## [RECORD EXTRACTS]
----------------

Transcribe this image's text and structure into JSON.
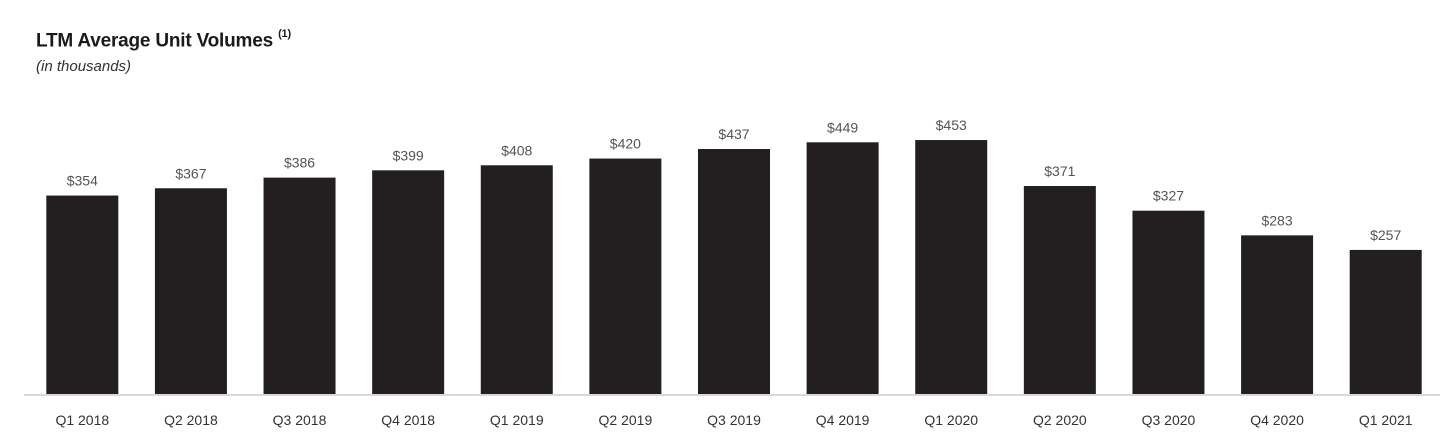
{
  "chart_data": {
    "type": "bar",
    "title": "LTM Average Unit Volumes",
    "title_footnote": "(1)",
    "subtitle": "(in thousands)",
    "xlabel": "",
    "ylabel": "",
    "categories": [
      "Q1 2018",
      "Q2 2018",
      "Q3 2018",
      "Q4 2018",
      "Q1 2019",
      "Q2 2019",
      "Q3 2019",
      "Q4 2019",
      "Q1 2020",
      "Q2 2020",
      "Q3 2020",
      "Q4 2020",
      "Q1 2021"
    ],
    "values": [
      354,
      367,
      386,
      399,
      408,
      420,
      437,
      449,
      453,
      371,
      327,
      283,
      257
    ],
    "data_labels": [
      "$354",
      "$367",
      "$386",
      "$399",
      "$408",
      "$420",
      "$437",
      "$449",
      "$453",
      "$371",
      "$327",
      "$283",
      "$257"
    ],
    "ylim": [
      0,
      520
    ],
    "grid": false,
    "legend": "none",
    "bar_color": "#231f20",
    "axis_color": "#d9d9d9"
  }
}
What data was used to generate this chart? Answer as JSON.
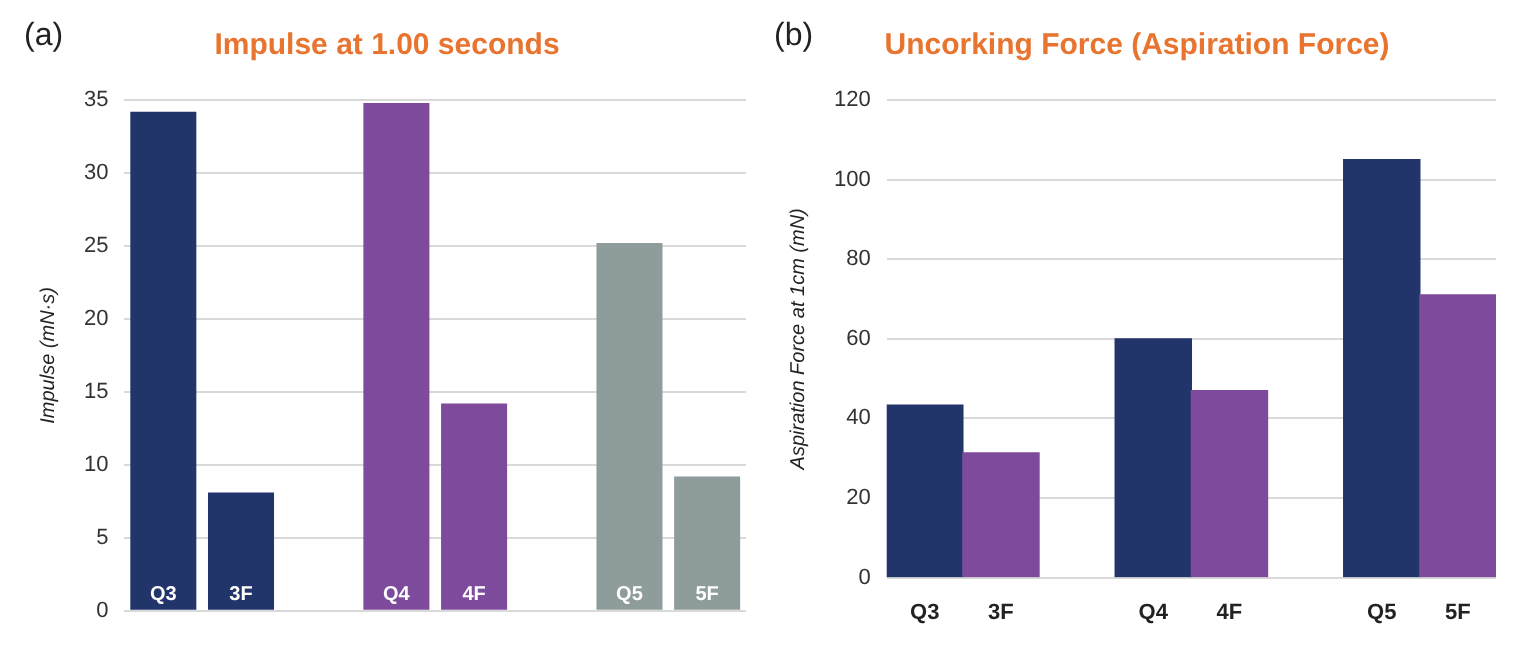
{
  "chart_data": [
    {
      "type": "bar",
      "title": "Impulse at 1.00 seconds",
      "ylabel": "Impulse (mN·s)",
      "annotations": [
        "(a)"
      ],
      "categories": [
        "Q3",
        "3F",
        "Q4",
        "4F",
        "Q5",
        "5F"
      ],
      "values": [
        34.2,
        8.1,
        34.8,
        14.2,
        25.2,
        9.2
      ],
      "colors": [
        "#22356b",
        "#22356b",
        "#7e4b9c",
        "#7e4b9c",
        "#8e9c9c",
        "#8e9c9c"
      ],
      "ylim": [
        0,
        35
      ],
      "yticks": [
        0,
        5,
        10,
        15,
        20,
        25,
        30,
        35
      ],
      "grid": "y",
      "legend": false
    },
    {
      "type": "bar",
      "title": "Uncorking Force (Aspiration Force)",
      "ylabel": "Aspiration Force at 1cm (mN)",
      "annotations": [
        "(b)"
      ],
      "categories": [
        "Q3",
        "3F",
        "Q4",
        "4F",
        "Q5",
        "5F"
      ],
      "values": [
        43.3,
        31.3,
        60,
        47,
        105,
        71
      ],
      "colors": [
        "#22356b",
        "#7e4b9c",
        "#22356b",
        "#7e4b9c",
        "#22356b",
        "#7e4b9c"
      ],
      "ylim": [
        0,
        120
      ],
      "yticks": [
        0,
        20,
        40,
        60,
        80,
        100,
        120
      ],
      "grid": "y",
      "legend": false
    }
  ]
}
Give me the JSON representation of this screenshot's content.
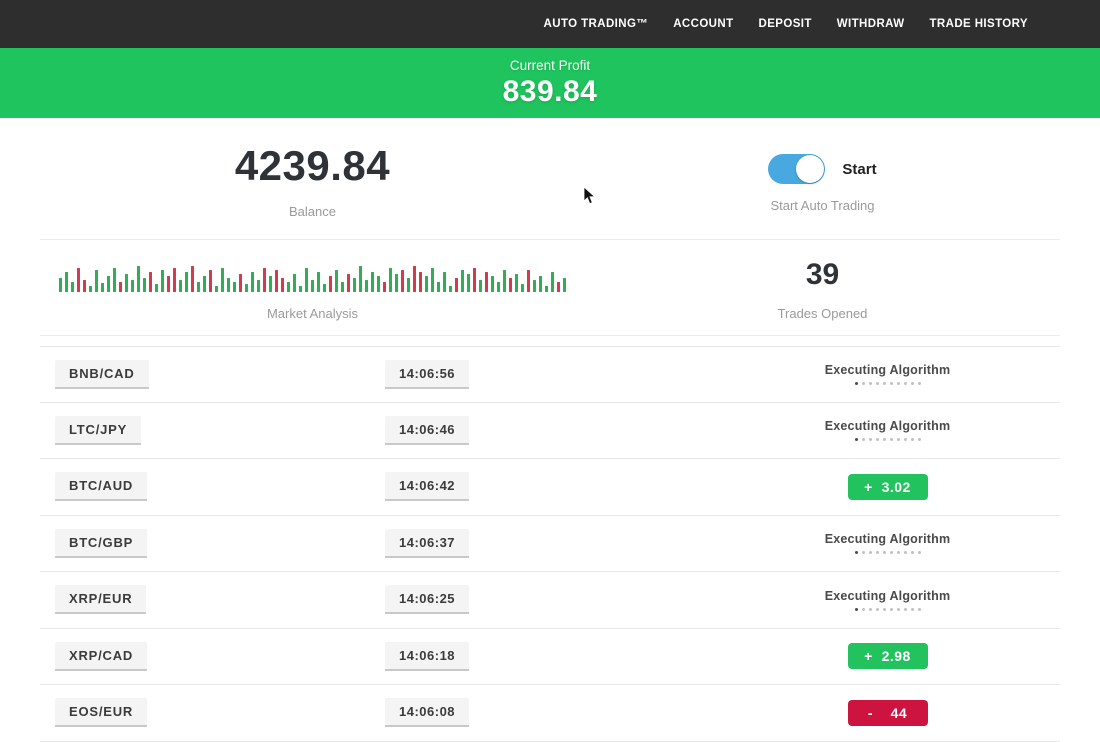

----------------

## [TASK INSTRUCTIONS]
Find each line holding the word "Impulse" and copy it.

## [SOLUTION FOR THIS EXERCISE]
      "title": "Impulse at 1.00 seconds",
      "ylabel": "Impulse (mN·s)",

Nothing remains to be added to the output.